Rewrite everything from the start of the data down through the line containing "reference-superscript: 9 —", swapping "cell-losses" for "cell-dropouts" and leaving everything else unchanged.

RECORDS FOR THE EXERCISE >>
+++
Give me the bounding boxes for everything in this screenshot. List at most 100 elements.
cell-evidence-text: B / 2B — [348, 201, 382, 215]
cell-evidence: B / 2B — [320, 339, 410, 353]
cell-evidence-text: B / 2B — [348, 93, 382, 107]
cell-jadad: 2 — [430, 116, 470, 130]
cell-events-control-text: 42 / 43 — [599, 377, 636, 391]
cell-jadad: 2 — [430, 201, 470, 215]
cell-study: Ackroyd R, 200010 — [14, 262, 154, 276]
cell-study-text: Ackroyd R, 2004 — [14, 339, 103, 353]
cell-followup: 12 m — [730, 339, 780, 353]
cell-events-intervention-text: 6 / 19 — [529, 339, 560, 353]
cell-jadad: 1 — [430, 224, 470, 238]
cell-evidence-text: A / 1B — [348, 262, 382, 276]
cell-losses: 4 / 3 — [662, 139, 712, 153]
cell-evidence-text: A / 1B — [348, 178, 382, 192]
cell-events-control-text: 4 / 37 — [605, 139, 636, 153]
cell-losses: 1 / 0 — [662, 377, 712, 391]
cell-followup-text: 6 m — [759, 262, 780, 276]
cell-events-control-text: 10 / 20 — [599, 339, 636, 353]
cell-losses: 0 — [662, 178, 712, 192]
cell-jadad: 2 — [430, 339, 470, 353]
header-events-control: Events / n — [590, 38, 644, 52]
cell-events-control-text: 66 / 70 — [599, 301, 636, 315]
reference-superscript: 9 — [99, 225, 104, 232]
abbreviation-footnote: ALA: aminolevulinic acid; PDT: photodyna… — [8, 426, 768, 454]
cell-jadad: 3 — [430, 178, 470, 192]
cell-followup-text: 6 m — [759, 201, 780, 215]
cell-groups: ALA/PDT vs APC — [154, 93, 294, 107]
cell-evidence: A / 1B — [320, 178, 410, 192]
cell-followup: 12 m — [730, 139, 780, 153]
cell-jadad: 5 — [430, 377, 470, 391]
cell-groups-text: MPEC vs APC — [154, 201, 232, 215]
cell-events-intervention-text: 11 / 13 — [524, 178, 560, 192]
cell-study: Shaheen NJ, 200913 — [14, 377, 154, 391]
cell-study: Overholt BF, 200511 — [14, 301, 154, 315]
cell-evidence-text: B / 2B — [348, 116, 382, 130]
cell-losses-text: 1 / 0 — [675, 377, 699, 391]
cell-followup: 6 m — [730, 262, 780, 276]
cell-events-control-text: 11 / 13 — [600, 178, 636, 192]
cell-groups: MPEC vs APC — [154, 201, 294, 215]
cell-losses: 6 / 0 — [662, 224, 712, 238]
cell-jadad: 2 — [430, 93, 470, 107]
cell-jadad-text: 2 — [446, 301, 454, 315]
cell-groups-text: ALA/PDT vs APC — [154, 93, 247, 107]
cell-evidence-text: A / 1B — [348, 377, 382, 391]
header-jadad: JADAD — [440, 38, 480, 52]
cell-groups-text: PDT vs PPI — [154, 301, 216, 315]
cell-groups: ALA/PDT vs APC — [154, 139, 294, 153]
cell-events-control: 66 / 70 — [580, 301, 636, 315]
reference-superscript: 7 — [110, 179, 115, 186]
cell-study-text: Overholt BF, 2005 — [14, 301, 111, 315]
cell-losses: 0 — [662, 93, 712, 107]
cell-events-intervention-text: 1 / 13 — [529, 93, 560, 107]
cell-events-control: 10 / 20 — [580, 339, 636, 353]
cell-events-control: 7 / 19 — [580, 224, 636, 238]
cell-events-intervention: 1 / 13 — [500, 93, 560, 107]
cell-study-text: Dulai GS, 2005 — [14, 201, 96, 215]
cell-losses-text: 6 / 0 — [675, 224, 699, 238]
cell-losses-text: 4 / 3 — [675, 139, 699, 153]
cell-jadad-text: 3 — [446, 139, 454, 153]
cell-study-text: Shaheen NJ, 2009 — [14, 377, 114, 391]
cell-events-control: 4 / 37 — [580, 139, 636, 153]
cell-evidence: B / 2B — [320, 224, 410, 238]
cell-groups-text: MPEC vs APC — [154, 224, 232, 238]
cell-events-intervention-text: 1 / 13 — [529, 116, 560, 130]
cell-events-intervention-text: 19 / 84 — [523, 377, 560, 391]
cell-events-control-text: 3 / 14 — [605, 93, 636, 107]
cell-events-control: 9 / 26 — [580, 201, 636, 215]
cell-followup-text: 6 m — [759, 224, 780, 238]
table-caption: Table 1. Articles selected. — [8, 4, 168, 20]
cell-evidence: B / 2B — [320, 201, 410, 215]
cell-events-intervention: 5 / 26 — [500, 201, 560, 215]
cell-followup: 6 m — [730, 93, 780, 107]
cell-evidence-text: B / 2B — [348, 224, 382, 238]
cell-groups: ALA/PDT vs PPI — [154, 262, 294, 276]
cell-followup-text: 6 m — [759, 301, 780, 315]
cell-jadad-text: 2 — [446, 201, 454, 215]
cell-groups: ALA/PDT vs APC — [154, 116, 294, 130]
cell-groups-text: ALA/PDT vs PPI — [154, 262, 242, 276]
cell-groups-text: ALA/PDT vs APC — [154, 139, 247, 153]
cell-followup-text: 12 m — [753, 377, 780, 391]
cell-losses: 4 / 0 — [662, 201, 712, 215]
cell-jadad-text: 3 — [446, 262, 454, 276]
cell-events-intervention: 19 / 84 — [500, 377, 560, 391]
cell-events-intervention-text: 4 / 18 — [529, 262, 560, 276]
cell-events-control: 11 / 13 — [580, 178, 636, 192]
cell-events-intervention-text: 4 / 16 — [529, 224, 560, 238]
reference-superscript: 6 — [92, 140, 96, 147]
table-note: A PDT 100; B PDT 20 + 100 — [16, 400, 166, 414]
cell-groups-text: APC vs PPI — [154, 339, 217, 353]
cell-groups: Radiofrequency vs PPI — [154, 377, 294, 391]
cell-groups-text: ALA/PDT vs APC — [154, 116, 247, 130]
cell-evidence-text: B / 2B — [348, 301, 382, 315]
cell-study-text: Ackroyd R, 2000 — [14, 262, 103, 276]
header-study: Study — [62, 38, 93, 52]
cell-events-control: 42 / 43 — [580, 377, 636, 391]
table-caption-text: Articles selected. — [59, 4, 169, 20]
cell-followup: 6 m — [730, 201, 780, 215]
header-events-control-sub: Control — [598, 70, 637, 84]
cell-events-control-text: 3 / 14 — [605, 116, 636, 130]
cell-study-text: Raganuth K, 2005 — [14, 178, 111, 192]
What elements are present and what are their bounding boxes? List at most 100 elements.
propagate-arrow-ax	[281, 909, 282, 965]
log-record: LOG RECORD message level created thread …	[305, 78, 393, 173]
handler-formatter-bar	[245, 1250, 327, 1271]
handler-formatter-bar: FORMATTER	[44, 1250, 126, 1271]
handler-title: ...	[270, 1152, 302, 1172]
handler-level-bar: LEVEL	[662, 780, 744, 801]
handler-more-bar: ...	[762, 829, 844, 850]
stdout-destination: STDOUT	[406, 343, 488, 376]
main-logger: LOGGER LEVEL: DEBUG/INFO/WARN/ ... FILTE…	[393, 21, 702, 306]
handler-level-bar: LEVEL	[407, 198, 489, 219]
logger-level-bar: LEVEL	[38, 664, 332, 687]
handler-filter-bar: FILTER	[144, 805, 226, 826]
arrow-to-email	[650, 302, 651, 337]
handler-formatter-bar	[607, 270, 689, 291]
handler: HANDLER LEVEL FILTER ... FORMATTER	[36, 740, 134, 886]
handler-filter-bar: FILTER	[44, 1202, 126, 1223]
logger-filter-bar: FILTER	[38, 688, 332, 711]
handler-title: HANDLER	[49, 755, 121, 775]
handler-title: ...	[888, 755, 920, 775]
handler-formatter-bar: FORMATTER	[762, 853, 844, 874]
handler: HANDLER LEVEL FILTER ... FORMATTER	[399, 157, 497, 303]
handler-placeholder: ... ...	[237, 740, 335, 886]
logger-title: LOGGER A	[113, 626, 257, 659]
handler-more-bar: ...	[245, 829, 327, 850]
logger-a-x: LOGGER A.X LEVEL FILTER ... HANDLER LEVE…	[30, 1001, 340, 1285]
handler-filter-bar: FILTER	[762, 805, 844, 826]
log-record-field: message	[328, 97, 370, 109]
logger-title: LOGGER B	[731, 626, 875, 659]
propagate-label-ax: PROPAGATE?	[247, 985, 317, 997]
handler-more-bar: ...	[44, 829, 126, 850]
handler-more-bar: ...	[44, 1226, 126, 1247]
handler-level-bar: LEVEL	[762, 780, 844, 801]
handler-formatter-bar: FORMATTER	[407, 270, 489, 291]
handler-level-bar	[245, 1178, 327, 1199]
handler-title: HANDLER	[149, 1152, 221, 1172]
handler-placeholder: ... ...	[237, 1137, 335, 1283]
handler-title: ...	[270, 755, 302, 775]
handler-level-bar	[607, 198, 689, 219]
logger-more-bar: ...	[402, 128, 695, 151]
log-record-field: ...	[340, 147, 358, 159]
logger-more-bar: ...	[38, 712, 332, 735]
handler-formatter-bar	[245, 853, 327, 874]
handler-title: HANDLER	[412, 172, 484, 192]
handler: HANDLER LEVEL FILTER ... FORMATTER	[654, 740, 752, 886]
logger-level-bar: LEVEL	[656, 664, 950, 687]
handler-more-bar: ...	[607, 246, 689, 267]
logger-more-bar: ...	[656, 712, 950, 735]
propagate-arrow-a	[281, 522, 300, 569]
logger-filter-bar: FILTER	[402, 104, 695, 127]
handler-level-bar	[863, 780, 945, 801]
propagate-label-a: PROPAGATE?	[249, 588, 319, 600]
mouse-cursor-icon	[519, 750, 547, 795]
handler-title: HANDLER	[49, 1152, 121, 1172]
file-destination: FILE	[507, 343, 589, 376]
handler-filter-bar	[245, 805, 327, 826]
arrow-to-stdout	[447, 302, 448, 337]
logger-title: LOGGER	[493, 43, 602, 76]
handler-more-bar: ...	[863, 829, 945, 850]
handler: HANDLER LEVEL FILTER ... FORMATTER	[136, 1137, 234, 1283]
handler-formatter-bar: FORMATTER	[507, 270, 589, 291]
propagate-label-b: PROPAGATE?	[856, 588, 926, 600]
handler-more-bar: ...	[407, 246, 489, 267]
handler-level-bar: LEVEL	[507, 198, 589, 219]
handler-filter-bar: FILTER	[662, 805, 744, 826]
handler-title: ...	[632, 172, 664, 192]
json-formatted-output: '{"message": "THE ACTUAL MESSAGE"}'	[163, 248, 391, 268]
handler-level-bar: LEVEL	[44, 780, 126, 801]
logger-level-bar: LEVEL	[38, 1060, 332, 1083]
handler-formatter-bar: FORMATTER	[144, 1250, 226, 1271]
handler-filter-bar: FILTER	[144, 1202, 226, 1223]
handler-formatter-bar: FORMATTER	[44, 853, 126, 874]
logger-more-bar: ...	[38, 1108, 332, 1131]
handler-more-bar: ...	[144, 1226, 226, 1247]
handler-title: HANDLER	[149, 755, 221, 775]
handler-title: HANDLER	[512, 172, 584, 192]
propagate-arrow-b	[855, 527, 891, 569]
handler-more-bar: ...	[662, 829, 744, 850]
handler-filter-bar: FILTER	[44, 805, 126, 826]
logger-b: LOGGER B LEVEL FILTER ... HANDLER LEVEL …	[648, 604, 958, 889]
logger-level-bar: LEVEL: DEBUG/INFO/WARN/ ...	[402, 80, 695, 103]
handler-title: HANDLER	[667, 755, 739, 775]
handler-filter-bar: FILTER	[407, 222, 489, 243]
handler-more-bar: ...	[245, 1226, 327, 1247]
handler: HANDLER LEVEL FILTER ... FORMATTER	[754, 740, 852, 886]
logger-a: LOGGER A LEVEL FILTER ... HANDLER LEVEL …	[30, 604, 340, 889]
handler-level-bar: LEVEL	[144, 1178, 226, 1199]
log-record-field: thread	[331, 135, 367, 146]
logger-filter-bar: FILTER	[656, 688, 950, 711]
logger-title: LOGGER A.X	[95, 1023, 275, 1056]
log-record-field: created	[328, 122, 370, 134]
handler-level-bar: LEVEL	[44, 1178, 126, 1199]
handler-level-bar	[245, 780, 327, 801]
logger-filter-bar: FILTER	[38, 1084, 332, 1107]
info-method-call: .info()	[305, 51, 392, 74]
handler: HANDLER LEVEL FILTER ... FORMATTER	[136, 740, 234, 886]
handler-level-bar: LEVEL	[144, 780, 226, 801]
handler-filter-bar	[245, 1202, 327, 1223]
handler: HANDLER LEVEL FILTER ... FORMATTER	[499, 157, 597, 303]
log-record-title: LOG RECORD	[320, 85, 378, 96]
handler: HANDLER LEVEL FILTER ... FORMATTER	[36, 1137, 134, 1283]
+++
SOLUTION FOR THIS EXERCISE >>
Give me the bounding boxes for everything in this screenshot. List at most 100 elements.
cell-evidence-text: B / 2B — [348, 201, 382, 215]
cell-evidence: B / 2B — [320, 339, 410, 353]
cell-evidence-text: B / 2B — [348, 93, 382, 107]
cell-jadad: 2 — [430, 116, 470, 130]
cell-events-control-text: 42 / 43 — [599, 377, 636, 391]
cell-jadad: 2 — [430, 201, 470, 215]
cell-study: Ackroyd R, 200010 — [14, 262, 154, 276]
cell-study-text: Ackroyd R, 2004 — [14, 339, 103, 353]
cell-followup: 12 m — [730, 339, 780, 353]
cell-events-intervention-text: 6 / 19 — [529, 339, 560, 353]
cell-jadad: 1 — [430, 224, 470, 238]
cell-evidence-text: A / 1B — [348, 262, 382, 276]
cell-dropouts: 4 / 3 — [662, 139, 712, 153]
cell-evidence-text: A / 1B — [348, 178, 382, 192]
cell-events-control-text: 4 / 37 — [605, 139, 636, 153]
cell-dropouts: 1 / 0 — [662, 377, 712, 391]
cell-followup-text: 6 m — [759, 262, 780, 276]
cell-events-control-text: 10 / 20 — [599, 339, 636, 353]
cell-dropouts: 0 — [662, 178, 712, 192]
cell-jadad: 2 — [430, 339, 470, 353]
header-events-control: Events / n — [590, 38, 644, 52]
cell-events-control-text: 66 / 70 — [599, 301, 636, 315]
reference-superscript: 9 — [99, 225, 104, 232]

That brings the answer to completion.